*Given instruction*:
Check each line of the listing for the string "搜索账户", then state how many lines have it. Only the number is wanted.
Begin
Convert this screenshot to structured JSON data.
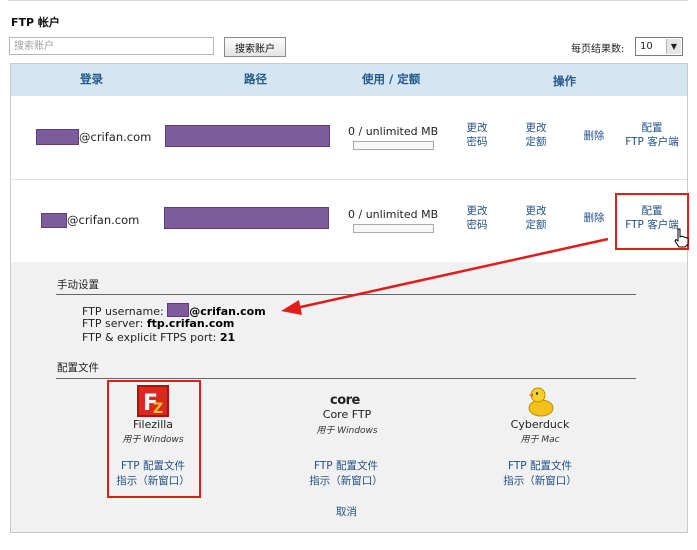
{
  "page": {
    "title": "FTP 帐户",
    "search_placeholder": "搜索账户",
    "search_button": "搜索账户",
    "per_page_label": "每页结果数:",
    "per_page_value": "10"
  },
  "table": {
    "headers": {
      "login": "登录",
      "path": "路径",
      "usage": "使用 / 定额",
      "actions": "操作"
    },
    "rows": [
      {
        "email": "@crifan.com",
        "usage": "0 / unlimited MB",
        "usage_fraction": 0,
        "change_password": [
          "更改",
          "密码"
        ],
        "change_quota": [
          "更改",
          "定额"
        ],
        "delete": "删除",
        "configure": [
          "配置",
          "FTP 客户端"
        ]
      },
      {
        "email": "@crifan.com",
        "usage": "0 / unlimited MB",
        "usage_fraction": 0,
        "change_password": [
          "更改",
          "密码"
        ],
        "change_quota": [
          "更改",
          "定额"
        ],
        "delete": "删除",
        "configure": [
          "配置",
          "FTP 客户端"
        ]
      }
    ]
  },
  "manual": {
    "heading": "手动设置",
    "username_label": "FTP username:",
    "username_value": "@crifan.com",
    "server_label": "FTP server:",
    "server_value": "ftp.crifan.com",
    "port_label": "FTP & explicit FTPS port:",
    "port_value": "21"
  },
  "config_files": {
    "heading": "配置文件",
    "apps": [
      {
        "name": "Filezilla",
        "os": "用于 Windows",
        "link1": "FTP 配置文件",
        "link2": "指示（新窗口）",
        "icon": "filezilla-icon"
      },
      {
        "name": "Core FTP",
        "os": "用于 Windows",
        "link1": "FTP 配置文件",
        "link2": "指示（新窗口）",
        "icon": "coreftp-icon",
        "logo_text": "core"
      },
      {
        "name": "Cyberduck",
        "os": "用于 Mac",
        "link1": "FTP 配置文件",
        "link2": "指示（新窗口）",
        "icon": "cyberduck-icon"
      }
    ],
    "cancel": "取消"
  },
  "colors": {
    "header_bg": "#d5e6f3",
    "link": "#1f4f86",
    "highlight": "#e21b1b",
    "redaction": "#7e5b9c",
    "panel_bg": "#f1f1f1"
  }
}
End
*Worked answer*:
2